* **Saved entries**
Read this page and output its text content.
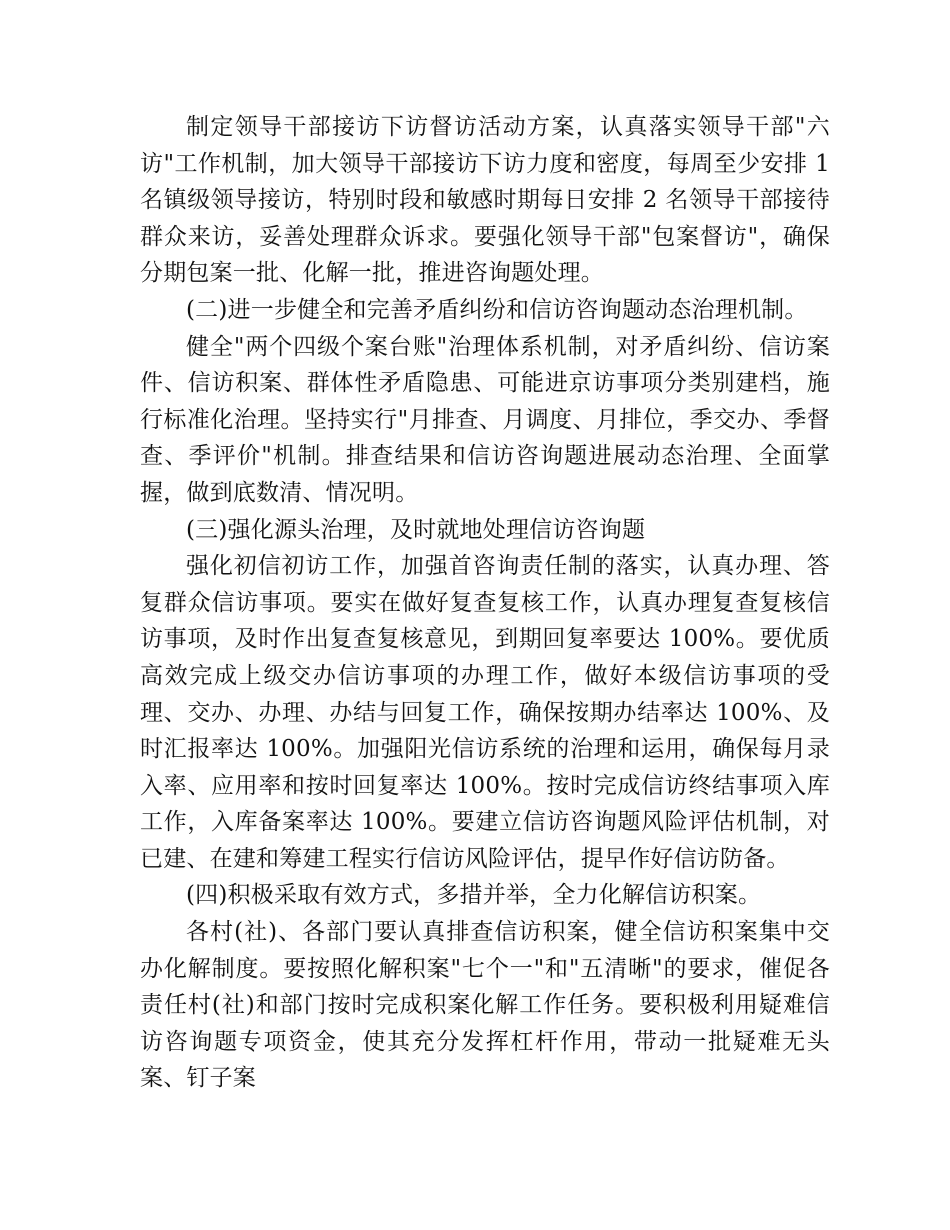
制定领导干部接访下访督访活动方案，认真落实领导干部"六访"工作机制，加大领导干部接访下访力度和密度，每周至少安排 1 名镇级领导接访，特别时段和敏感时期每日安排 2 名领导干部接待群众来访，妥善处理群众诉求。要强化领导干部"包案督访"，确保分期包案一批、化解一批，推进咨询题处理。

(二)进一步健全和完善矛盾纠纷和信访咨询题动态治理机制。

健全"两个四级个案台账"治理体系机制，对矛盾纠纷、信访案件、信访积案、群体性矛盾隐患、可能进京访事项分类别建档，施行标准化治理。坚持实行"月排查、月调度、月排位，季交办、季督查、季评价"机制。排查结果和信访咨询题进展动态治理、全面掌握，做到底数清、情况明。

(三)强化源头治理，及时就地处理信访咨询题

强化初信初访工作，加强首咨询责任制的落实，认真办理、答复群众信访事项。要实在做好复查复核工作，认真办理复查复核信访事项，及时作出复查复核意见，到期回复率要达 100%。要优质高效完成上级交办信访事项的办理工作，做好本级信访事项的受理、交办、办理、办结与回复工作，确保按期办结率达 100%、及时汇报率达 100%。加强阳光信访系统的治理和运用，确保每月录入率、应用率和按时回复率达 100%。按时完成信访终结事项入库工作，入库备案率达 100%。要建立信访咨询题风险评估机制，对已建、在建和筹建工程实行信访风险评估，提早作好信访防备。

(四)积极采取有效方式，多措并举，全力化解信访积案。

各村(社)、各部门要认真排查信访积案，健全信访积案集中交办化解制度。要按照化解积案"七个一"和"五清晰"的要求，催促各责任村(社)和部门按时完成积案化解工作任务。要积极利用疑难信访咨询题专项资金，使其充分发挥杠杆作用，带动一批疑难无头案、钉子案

==

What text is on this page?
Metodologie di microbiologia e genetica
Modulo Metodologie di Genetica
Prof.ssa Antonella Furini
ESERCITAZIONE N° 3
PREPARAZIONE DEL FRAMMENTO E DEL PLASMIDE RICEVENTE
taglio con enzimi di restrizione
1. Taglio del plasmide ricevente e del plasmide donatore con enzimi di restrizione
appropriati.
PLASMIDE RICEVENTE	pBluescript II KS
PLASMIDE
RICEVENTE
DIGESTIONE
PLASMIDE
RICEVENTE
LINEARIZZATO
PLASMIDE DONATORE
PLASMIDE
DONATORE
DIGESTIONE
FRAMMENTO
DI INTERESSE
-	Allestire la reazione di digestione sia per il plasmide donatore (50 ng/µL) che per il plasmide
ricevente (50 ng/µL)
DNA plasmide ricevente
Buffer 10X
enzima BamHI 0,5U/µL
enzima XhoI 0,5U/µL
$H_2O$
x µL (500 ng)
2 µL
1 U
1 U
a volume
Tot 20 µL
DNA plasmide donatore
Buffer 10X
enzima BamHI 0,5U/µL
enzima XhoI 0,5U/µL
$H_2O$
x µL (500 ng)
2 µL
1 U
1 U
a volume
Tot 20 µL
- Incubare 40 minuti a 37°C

==

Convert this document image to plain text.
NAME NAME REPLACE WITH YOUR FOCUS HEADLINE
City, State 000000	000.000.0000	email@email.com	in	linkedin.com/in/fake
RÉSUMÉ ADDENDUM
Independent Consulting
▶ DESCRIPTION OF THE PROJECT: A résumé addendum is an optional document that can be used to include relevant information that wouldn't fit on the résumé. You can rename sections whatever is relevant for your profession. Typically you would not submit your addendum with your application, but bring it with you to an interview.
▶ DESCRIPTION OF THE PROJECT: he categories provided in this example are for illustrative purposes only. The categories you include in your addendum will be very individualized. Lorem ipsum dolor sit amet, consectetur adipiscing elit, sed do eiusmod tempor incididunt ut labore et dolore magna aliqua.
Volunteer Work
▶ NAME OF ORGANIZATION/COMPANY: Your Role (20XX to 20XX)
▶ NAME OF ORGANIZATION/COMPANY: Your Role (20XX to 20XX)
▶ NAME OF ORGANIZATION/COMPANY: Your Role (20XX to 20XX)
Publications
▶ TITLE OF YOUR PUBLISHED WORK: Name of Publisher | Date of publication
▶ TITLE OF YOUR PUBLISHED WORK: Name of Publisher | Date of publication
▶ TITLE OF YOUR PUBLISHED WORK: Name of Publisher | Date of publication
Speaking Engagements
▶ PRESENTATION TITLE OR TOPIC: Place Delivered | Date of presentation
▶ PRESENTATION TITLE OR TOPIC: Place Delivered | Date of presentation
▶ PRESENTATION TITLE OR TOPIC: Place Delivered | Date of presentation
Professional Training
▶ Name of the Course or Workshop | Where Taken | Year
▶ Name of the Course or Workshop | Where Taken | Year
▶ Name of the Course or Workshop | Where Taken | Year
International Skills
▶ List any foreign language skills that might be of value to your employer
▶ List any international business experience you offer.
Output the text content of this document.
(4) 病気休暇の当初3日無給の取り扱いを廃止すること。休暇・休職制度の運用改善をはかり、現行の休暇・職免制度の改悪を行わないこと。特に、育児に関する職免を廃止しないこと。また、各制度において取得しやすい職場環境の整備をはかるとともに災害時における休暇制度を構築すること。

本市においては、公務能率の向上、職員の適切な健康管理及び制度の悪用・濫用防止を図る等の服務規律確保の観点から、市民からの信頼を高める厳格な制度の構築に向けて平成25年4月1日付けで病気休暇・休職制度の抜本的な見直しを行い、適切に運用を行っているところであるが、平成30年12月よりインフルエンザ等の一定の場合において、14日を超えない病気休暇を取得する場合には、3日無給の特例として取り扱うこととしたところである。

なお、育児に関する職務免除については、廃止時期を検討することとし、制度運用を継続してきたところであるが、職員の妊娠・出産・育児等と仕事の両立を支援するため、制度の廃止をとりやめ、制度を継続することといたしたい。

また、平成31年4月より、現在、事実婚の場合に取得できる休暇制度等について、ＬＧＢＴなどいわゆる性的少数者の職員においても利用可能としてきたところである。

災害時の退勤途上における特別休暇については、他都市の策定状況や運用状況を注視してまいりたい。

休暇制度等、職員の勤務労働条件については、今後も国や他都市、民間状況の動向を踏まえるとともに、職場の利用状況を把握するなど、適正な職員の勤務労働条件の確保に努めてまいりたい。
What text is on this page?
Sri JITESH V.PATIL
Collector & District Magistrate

* **EXERCISE PROMPT**
Pull out each line of the listing that holds the string "restrizione".

* **RESULT FOR THIS EXERCISE**
taglio con enzimi di restrizione
1. Taglio del plasmide ricevente e del plasmide donatore con enzimi di restrizione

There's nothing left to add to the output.